» Task prompt
Extract all of the entries and give them again, word for word.

Extracts from a graphics dataset
--

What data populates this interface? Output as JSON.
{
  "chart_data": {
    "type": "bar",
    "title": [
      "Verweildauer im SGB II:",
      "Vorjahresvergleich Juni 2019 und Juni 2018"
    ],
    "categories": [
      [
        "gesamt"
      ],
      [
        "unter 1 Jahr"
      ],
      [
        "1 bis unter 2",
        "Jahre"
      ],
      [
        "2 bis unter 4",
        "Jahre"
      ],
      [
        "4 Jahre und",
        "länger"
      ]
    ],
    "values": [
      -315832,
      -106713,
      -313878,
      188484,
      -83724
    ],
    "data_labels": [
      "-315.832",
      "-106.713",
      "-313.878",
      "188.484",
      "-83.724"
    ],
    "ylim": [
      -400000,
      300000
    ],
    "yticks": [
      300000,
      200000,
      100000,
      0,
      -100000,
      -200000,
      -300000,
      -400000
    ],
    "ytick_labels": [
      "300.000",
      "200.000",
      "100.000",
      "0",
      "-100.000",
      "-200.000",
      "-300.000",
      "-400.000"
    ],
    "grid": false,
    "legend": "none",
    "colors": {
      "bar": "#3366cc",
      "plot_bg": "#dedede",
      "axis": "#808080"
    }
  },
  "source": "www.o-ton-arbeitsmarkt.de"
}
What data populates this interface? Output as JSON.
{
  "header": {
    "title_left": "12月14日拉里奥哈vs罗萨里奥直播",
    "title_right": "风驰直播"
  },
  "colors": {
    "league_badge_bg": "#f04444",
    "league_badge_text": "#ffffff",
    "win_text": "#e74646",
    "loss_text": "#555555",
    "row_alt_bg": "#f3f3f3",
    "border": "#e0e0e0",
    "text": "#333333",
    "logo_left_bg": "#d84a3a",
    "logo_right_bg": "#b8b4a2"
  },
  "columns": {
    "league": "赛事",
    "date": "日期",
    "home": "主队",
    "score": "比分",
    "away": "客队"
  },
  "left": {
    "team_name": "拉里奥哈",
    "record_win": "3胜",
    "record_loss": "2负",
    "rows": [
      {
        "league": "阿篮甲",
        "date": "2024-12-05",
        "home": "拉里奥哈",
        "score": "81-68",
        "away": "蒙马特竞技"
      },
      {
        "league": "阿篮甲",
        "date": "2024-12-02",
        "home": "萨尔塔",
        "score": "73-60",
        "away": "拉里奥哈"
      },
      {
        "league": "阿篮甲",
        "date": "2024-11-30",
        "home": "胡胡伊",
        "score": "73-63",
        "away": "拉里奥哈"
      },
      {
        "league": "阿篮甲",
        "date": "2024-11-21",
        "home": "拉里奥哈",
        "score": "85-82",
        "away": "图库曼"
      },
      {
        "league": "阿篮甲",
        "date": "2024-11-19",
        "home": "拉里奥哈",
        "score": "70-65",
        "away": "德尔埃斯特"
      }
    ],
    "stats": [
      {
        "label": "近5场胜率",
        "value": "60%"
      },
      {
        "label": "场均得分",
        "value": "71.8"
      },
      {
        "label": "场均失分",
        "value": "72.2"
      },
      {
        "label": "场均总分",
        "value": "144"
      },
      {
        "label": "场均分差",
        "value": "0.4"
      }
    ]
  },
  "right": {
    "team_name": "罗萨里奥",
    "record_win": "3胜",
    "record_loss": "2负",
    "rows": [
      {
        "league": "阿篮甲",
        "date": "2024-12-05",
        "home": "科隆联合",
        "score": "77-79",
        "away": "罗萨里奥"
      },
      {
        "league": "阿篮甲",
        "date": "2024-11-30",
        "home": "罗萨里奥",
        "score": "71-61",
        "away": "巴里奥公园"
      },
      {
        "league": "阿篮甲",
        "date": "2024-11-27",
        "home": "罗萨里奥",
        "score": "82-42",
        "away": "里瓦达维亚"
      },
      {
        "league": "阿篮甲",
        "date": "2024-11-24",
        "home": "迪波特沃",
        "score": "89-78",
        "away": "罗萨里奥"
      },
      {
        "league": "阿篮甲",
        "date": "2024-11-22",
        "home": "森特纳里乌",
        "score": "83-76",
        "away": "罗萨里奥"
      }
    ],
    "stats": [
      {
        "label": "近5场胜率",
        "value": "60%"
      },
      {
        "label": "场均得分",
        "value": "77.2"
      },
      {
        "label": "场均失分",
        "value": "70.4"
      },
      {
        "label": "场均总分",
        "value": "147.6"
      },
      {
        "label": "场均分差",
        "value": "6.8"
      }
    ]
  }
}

--

» Task output
What data populates this interface? Output as JSON.
{
  "chart_data": {
    "type": "bar",
    "title": [
      "Verweildauer im SGB II:",
      "Vorjahresvergleich Juni 2019 und Juni 2018"
    ],
    "categories": [
      [
        "gesamt"
      ],
      [
        "unter 1 Jahr"
      ],
      [
        "1 bis unter 2",
        "Jahre"
      ],
      [
        "2 bis unter 4",
        "Jahre"
      ],
      [
        "4 Jahre und",
        "länger"
      ]
    ],
    "values": [
      -315832,
      -106713,
      -313878,
      188484,
      -83724
    ],
    "data_labels": [
      "-315.832",
      "-106.713",
      "-313.878",
      "188.484",
      "-83.724"
    ],
    "ylim": [
      -400000,
      300000
    ],
    "yticks": [
      300000,
      200000,
      100000,
      0,
      -100000,
      -200000,
      -300000,
      -400000
    ],
    "ytick_labels": [
      "300.000",
      "200.000",
      "100.000",
      "0",
      "-100.000",
      "-200.000",
      "-300.000",
      "-400.000"
    ],
    "grid": false,
    "legend": "none",
    "colors": {
      "bar": "#3366cc",
      "plot_bg": "#dedede",
      "axis": "#808080"
    }
  },
  "source": "www.o-ton-arbeitsmarkt.de"
}
What data populates this interface? Output as JSON.
{
  "header": {
    "title_left": "12月14日拉里奥哈vs罗萨里奥直播",
    "title_right": "风驰直播"
  },
  "colors": {
    "league_badge_bg": "#f04444",
    "league_badge_text": "#ffffff",
    "win_text": "#e74646",
    "loss_text": "#555555",
    "row_alt_bg": "#f3f3f3",
    "border": "#e0e0e0",
    "text": "#333333",
    "logo_left_bg": "#d84a3a",
    "logo_right_bg": "#b8b4a2"
  },
  "columns": {
    "league": "赛事",
    "date": "日期",
    "home": "主队",
    "score": "比分",
    "away": "客队"
  },
  "left": {
    "team_name": "拉里奥哈",
    "record_win": "3胜",
    "record_loss": "2负",
    "rows": [
      {
        "league": "阿篮甲",
        "date": "2024-12-05",
        "home": "拉里奥哈",
        "score": "81-68",
        "away": "蒙马特竞技"
      },
      {
        "league": "阿篮甲",
        "date": "2024-12-02",
        "home": "萨尔塔",
        "score": "73-60",
        "away": "拉里奥哈"
      },
      {
        "league": "阿篮甲",
        "date": "2024-11-30",
        "home": "胡胡伊",
        "score": "73-63",
        "away": "拉里奥哈"
      },
      {
        "league": "阿篮甲",
        "date": "2024-11-21",
        "home": "拉里奥哈",
        "score": "85-82",
        "away": "图库曼"
      },
      {
        "league": "阿篮甲",
        "date": "2024-11-19",
        "home": "拉里奥哈",
        "score": "70-65",
        "away": "德尔埃斯特"
      }
    ],
    "stats": [
      {
        "label": "近5场胜率",
        "value": "60%"
      },
      {
        "label": "场均得分",
        "value": "71.8"
      },
      {
        "label": "场均失分",
        "value": "72.2"
      },
      {
        "label": "场均总分",
        "value": "144"
      },
      {
        "label": "场均分差",
        "value": "0.4"
      }
    ]
  },
  "right": {
    "team_name": "罗萨里奥",
    "record_win": "3胜",
    "record_loss": "2负",
    "rows": [
      {
        "league": "阿篮甲",
        "date": "2024-12-05",
        "home": "科隆联合",
        "score": "77-79",
        "away": "罗萨里奥"
      },
      {
        "league": "阿篮甲",
        "date": "2024-11-30",
        "home": "罗萨里奥",
        "score": "71-61",
        "away": "巴里奥公园"
      },
      {
        "league": "阿篮甲",
        "date": "2024-11-27",
        "home": "罗萨里奥",
        "score": "82-42",
        "away": "里瓦达维亚"
      },
      {
        "league": "阿篮甲",
        "date": "2024-11-24",
        "home": "迪波特沃",
        "score": "89-78",
        "away": "罗萨里奥"
      },
      {
        "league": "阿篮甲",
        "date": "2024-11-22",
        "home": "森特纳里乌",
        "score": "83-76",
        "away": "罗萨里奥"
      }
    ],
    "stats": [
      {
        "label": "近5场胜率",
        "value": "60%"
      },
      {
        "label": "场均得分",
        "value": "77.2"
      },
      {
        "label": "场均失分",
        "value": "70.4"
      },
      {
        "label": "场均总分",
        "value": "147.6"
      },
      {
        "label": "场均分差",
        "value": "6.8"
      }
    ]
  }
}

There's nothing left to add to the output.